- [OBJECTIF DU TRAVAIL]: Pouvez-vous modifier les données, de la ligne qui contient « card-subtitle: Subscriptions, rewards » jusqu'à celle qui contient « bluetooth-icon — [22, 210, 41, 229] » incluse, en remplaçant « Accessibility » par « Accessibilité » sans rien changer d'autre, puis redonner uniquement ces lignes ?

====

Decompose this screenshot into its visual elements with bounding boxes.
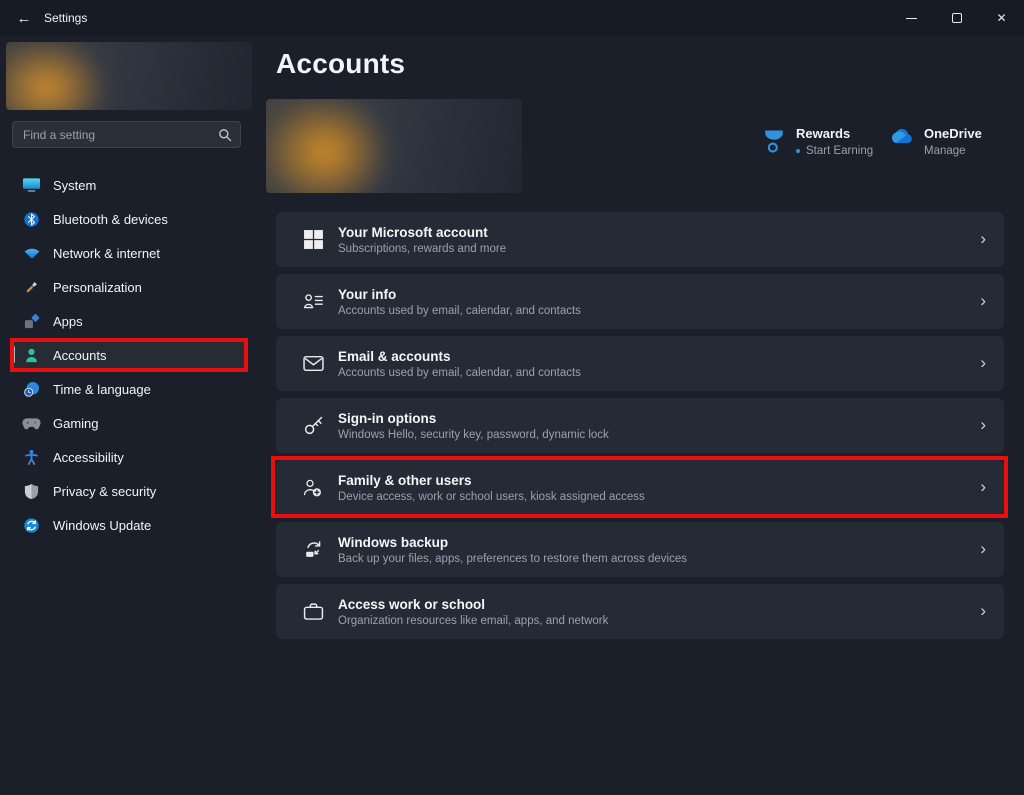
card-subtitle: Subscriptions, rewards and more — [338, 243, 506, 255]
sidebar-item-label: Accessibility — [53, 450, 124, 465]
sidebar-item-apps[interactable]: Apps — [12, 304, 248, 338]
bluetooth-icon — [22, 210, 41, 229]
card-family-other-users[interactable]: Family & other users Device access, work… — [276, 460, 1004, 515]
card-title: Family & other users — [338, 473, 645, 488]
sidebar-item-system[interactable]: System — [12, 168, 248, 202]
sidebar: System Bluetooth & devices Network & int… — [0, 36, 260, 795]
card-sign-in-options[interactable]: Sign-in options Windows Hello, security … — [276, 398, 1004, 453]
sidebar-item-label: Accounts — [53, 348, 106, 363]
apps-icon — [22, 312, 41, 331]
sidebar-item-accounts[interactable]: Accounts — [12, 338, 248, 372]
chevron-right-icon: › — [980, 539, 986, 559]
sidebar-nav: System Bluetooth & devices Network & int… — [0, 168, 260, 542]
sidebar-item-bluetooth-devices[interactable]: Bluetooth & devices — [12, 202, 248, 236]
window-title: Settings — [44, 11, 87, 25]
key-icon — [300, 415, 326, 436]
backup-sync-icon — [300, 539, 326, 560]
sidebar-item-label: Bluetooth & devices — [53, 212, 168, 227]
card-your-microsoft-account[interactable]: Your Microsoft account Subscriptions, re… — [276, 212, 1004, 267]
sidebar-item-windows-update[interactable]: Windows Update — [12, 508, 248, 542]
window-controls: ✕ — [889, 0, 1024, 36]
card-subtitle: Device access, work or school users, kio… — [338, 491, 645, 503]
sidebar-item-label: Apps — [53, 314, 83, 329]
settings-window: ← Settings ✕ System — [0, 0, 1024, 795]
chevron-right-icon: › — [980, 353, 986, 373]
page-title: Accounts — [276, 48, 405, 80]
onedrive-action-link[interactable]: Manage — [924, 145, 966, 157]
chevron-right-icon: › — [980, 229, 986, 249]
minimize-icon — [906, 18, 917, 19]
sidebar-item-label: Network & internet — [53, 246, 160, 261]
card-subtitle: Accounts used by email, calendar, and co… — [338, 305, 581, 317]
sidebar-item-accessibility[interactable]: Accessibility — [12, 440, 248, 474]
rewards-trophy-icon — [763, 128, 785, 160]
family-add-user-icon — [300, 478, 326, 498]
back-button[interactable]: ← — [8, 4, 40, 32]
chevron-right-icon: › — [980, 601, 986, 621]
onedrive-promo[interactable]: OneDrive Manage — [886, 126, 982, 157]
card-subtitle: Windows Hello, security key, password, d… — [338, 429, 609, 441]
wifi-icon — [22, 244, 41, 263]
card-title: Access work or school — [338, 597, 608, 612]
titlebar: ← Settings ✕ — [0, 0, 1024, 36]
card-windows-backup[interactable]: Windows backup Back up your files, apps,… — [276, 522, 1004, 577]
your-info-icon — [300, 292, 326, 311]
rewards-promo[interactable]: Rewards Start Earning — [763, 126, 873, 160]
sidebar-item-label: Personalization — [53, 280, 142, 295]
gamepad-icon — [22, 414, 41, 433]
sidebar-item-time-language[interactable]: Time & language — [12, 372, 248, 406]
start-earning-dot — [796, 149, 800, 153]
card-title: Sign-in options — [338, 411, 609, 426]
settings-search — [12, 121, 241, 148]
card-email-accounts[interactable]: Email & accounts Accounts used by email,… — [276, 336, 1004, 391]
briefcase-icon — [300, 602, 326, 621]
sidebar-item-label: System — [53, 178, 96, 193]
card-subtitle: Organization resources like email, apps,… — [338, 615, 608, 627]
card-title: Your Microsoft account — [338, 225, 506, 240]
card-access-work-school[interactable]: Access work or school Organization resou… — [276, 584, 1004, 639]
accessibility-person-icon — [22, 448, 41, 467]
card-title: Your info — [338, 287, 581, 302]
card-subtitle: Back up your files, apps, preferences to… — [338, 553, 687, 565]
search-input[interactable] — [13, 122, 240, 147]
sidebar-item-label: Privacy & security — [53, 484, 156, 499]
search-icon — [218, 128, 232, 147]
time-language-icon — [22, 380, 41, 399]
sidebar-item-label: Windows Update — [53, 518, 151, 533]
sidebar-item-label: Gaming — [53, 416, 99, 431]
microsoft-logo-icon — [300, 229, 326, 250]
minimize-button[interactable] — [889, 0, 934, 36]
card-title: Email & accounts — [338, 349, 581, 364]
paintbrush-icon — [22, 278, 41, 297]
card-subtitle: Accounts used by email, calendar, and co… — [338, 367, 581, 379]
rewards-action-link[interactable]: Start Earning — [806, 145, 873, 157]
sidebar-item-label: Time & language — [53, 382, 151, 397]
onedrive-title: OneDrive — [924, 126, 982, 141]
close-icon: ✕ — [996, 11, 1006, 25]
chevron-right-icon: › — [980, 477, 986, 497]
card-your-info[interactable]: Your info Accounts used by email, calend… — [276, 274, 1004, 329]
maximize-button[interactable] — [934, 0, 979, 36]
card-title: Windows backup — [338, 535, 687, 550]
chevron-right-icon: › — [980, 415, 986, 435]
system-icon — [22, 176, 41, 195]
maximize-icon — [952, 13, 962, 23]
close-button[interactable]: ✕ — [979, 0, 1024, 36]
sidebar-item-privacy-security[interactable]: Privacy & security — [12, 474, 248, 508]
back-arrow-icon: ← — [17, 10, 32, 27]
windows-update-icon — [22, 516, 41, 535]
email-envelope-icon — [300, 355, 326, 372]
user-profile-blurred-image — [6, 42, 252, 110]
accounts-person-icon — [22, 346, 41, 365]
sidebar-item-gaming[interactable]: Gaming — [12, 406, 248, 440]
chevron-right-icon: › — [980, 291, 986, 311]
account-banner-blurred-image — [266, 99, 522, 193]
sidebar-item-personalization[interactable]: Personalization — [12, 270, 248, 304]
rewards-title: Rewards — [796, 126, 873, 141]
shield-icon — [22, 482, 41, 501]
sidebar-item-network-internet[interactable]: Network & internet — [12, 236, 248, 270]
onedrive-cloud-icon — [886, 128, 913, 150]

====

- [RÉPONSE ATTENDUE]:
card-subtitle: Subscriptions, rewards and more — [338, 243, 506, 255]
sidebar-item-label: Accessibilité — [53, 450, 124, 465]
sidebar-item-apps[interactable]: Apps — [12, 304, 248, 338]
bluetooth-icon — [22, 210, 41, 229]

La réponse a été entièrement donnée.